* START Excerpted data *

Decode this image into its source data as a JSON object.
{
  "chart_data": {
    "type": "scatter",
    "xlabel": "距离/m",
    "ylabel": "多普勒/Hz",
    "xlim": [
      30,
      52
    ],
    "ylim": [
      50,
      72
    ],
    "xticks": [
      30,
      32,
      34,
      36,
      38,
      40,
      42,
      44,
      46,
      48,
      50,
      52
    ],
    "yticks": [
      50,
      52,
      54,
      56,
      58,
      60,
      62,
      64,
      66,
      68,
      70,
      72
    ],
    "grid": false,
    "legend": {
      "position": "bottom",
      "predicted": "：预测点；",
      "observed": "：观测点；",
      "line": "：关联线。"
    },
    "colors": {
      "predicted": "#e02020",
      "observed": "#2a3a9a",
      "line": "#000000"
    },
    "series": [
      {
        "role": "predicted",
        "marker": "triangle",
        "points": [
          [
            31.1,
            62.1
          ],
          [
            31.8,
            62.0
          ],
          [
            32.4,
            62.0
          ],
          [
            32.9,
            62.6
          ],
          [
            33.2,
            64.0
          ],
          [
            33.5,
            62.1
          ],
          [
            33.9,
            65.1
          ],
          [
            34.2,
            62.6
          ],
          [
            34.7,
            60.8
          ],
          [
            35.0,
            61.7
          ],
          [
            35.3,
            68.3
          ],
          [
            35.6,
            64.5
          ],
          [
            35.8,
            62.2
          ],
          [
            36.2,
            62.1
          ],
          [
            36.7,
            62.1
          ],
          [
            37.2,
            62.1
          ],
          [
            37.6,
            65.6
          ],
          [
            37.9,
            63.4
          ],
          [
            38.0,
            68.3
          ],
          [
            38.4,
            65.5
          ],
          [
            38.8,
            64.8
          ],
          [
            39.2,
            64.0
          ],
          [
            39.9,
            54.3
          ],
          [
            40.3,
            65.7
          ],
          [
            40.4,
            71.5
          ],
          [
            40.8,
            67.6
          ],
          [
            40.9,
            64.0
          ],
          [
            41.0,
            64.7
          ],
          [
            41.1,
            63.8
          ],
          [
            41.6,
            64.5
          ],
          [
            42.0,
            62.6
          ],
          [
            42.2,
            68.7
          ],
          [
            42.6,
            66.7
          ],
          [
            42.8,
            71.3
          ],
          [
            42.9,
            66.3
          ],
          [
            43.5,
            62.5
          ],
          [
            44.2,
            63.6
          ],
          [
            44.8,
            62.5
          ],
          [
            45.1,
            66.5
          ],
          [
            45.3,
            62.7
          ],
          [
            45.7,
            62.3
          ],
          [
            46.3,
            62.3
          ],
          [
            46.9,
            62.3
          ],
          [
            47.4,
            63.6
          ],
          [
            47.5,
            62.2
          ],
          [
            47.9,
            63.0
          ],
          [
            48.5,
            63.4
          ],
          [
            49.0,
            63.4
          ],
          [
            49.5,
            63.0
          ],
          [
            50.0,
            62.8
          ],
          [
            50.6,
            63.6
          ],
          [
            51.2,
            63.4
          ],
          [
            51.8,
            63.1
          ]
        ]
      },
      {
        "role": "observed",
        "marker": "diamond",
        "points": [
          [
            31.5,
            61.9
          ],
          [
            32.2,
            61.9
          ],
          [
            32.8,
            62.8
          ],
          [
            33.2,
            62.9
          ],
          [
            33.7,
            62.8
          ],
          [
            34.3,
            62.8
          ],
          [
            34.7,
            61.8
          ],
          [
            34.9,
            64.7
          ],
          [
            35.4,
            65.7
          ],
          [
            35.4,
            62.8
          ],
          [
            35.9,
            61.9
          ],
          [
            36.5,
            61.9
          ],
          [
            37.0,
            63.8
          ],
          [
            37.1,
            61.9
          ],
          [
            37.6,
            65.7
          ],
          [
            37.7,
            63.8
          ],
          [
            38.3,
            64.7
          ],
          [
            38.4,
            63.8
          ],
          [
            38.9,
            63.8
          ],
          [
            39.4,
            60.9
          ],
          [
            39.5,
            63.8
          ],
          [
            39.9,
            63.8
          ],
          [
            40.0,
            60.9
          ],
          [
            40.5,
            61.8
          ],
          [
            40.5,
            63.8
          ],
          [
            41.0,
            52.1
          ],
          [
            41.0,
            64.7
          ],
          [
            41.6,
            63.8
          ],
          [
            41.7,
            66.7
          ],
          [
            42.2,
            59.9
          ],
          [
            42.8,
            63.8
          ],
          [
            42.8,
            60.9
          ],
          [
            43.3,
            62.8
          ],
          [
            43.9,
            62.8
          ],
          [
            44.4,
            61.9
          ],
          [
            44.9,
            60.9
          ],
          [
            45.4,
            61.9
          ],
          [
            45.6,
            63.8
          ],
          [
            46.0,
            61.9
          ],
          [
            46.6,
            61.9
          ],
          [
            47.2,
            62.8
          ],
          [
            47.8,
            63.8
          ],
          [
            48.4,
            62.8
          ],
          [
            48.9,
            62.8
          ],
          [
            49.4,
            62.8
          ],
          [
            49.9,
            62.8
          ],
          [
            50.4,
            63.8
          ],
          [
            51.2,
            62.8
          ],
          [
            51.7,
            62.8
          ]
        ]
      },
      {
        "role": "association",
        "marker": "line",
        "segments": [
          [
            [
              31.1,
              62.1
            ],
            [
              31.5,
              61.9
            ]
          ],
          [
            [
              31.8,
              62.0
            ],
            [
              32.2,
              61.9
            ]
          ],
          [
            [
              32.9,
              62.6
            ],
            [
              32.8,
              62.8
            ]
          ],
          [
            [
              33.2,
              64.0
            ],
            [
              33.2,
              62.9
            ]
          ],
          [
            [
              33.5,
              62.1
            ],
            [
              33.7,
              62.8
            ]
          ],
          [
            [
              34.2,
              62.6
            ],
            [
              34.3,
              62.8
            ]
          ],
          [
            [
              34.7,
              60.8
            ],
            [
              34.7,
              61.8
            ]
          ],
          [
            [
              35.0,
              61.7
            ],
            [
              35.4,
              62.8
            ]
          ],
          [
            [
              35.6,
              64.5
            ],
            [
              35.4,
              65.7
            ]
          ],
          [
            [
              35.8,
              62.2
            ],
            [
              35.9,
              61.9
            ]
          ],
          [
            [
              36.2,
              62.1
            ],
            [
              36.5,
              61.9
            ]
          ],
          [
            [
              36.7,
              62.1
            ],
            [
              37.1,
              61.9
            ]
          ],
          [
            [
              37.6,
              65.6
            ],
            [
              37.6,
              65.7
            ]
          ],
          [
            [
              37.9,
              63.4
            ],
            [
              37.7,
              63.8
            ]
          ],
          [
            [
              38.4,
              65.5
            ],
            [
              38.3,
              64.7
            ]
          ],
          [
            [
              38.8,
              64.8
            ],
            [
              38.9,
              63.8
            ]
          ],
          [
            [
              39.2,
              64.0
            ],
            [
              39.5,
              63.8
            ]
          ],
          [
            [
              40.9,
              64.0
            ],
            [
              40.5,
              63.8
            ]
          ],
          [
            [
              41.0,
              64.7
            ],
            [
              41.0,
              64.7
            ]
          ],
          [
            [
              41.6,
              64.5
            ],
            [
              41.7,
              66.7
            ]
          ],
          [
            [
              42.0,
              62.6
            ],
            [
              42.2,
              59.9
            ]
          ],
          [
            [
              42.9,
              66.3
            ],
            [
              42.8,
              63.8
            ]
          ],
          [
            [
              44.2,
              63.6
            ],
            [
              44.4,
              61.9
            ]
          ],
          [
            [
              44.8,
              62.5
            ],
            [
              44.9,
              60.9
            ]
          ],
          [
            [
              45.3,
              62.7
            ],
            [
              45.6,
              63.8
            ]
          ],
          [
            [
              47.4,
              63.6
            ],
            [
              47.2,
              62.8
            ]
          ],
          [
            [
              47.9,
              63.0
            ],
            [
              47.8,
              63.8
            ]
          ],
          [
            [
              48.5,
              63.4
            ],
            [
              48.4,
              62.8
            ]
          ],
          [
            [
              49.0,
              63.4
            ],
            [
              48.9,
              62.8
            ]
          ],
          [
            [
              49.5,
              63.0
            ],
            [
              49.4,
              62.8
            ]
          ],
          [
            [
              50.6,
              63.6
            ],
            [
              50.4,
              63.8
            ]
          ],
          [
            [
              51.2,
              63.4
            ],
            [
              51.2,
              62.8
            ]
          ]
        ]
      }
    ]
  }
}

* END Excerpted data *

What to produce: Look for lines containing the string "predicted" and copy them all.

Task result:
      "predicted": "：预测点；",
      "predicted": "#e02020",
        "role": "predicted",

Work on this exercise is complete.